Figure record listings
- - - - -
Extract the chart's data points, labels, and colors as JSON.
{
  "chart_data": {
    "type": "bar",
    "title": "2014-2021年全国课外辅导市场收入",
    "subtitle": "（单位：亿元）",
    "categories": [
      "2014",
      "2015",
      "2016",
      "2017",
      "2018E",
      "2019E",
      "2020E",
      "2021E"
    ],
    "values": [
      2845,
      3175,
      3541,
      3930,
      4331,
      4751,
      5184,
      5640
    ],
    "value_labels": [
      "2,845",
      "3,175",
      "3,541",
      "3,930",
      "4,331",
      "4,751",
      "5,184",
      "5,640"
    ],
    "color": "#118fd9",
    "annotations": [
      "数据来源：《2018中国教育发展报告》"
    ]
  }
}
- - - - -
Each record above should be repeated exactly as it appears.

Expected answer
Extract the chart's data points, labels, and colors as JSON.
{
  "chart_data": {
    "type": "bar",
    "title": "2014-2021年全国课外辅导市场收入",
    "subtitle": "（单位：亿元）",
    "categories": [
      "2014",
      "2015",
      "2016",
      "2017",
      "2018E",
      "2019E",
      "2020E",
      "2021E"
    ],
    "values": [
      2845,
      3175,
      3541,
      3930,
      4331,
      4751,
      5184,
      5640
    ],
    "value_labels": [
      "2,845",
      "3,175",
      "3,541",
      "3,930",
      "4,331",
      "4,751",
      "5,184",
      "5,640"
    ],
    "color": "#118fd9",
    "annotations": [
      "数据来源：《2018中国教育发展报告》"
    ]
  }
}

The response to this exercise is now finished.